● **EXERCISE**
Under this task are some entries; return every one of them exactly.
◇ ◇ ◇ ◇ ◇ ◇ ◇
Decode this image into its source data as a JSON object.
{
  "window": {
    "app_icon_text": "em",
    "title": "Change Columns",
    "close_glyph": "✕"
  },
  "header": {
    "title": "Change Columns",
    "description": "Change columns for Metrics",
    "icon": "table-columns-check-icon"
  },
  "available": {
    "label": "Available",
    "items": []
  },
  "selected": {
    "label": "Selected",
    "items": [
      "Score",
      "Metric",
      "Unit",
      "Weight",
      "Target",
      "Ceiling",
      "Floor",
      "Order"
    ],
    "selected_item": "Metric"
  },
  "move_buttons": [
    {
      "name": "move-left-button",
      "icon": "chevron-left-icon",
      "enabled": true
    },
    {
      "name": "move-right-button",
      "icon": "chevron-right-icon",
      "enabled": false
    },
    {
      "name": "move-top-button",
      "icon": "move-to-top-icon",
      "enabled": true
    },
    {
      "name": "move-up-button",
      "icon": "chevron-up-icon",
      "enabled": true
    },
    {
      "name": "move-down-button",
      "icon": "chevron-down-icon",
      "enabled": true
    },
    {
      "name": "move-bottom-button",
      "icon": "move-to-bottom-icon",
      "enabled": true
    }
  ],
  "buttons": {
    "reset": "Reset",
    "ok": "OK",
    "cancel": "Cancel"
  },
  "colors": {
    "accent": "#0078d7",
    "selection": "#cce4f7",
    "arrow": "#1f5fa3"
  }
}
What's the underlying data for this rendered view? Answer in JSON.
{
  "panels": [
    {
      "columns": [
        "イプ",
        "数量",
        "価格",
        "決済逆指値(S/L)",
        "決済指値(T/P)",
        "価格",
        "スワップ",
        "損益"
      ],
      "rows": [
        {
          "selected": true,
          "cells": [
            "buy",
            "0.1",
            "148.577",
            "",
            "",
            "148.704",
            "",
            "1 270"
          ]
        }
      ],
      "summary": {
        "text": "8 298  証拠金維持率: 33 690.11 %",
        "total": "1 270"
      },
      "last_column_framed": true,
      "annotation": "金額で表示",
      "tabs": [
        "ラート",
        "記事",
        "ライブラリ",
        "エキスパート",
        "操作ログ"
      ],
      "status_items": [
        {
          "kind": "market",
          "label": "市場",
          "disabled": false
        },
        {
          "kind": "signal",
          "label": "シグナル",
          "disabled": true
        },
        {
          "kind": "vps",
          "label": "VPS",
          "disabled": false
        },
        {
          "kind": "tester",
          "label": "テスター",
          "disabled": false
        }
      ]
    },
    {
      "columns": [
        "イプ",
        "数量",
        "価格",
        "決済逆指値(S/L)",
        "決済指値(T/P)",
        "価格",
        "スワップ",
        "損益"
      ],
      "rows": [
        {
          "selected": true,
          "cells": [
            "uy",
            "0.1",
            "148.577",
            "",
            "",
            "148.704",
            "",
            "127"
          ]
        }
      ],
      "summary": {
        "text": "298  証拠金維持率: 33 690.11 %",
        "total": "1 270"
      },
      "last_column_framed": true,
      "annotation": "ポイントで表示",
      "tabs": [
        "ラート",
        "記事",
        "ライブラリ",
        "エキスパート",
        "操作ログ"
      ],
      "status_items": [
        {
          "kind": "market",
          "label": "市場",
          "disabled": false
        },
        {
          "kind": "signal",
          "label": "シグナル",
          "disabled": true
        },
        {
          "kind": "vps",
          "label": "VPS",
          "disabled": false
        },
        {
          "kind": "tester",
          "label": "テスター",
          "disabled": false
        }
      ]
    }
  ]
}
◇ ◇ ◇ ◇ ◇ ◇ ◇
● **THE ANSWER**
Decode this image into its source data as a JSON object.
{
  "window": {
    "app_icon_text": "em",
    "title": "Change Columns",
    "close_glyph": "✕"
  },
  "header": {
    "title": "Change Columns",
    "description": "Change columns for Metrics",
    "icon": "table-columns-check-icon"
  },
  "available": {
    "label": "Available",
    "items": []
  },
  "selected": {
    "label": "Selected",
    "items": [
      "Score",
      "Metric",
      "Unit",
      "Weight",
      "Target",
      "Ceiling",
      "Floor",
      "Order"
    ],
    "selected_item": "Metric"
  },
  "move_buttons": [
    {
      "name": "move-left-button",
      "icon": "chevron-left-icon",
      "enabled": true
    },
    {
      "name": "move-right-button",
      "icon": "chevron-right-icon",
      "enabled": false
    },
    {
      "name": "move-top-button",
      "icon": "move-to-top-icon",
      "enabled": true
    },
    {
      "name": "move-up-button",
      "icon": "chevron-up-icon",
      "enabled": true
    },
    {
      "name": "move-down-button",
      "icon": "chevron-down-icon",
      "enabled": true
    },
    {
      "name": "move-bottom-button",
      "icon": "move-to-bottom-icon",
      "enabled": true
    }
  ],
  "buttons": {
    "reset": "Reset",
    "ok": "OK",
    "cancel": "Cancel"
  },
  "colors": {
    "accent": "#0078d7",
    "selection": "#cce4f7",
    "arrow": "#1f5fa3"
  }
}
What's the underlying data for this rendered view? Answer in JSON.
{
  "panels": [
    {
      "columns": [
        "イプ",
        "数量",
        "価格",
        "決済逆指値(S/L)",
        "決済指値(T/P)",
        "価格",
        "スワップ",
        "損益"
      ],
      "rows": [
        {
          "selected": true,
          "cells": [
            "buy",
            "0.1",
            "148.577",
            "",
            "",
            "148.704",
            "",
            "1 270"
          ]
        }
      ],
      "summary": {
        "text": "8 298  証拠金維持率: 33 690.11 %",
        "total": "1 270"
      },
      "last_column_framed": true,
      "annotation": "金額で表示",
      "tabs": [
        "ラート",
        "記事",
        "ライブラリ",
        "エキスパート",
        "操作ログ"
      ],
      "status_items": [
        {
          "kind": "market",
          "label": "市場",
          "disabled": false
        },
        {
          "kind": "signal",
          "label": "シグナル",
          "disabled": true
        },
        {
          "kind": "vps",
          "label": "VPS",
          "disabled": false
        },
        {
          "kind": "tester",
          "label": "テスター",
          "disabled": false
        }
      ]
    },
    {
      "columns": [
        "イプ",
        "数量",
        "価格",
        "決済逆指値(S/L)",
        "決済指値(T/P)",
        "価格",
        "スワップ",
        "損益"
      ],
      "rows": [
        {
          "selected": true,
          "cells": [
            "uy",
            "0.1",
            "148.577",
            "",
            "",
            "148.704",
            "",
            "127"
          ]
        }
      ],
      "summary": {
        "text": "298  証拠金維持率: 33 690.11 %",
        "total": "1 270"
      },
      "last_column_framed": true,
      "annotation": "ポイントで表示",
      "tabs": [
        "ラート",
        "記事",
        "ライブラリ",
        "エキスパート",
        "操作ログ"
      ],
      "status_items": [
        {
          "kind": "market",
          "label": "市場",
          "disabled": false
        },
        {
          "kind": "signal",
          "label": "シグナル",
          "disabled": true
        },
        {
          "kind": "vps",
          "label": "VPS",
          "disabled": false
        },
        {
          "kind": "tester",
          "label": "テスター",
          "disabled": false
        }
      ]
    }
  ]
}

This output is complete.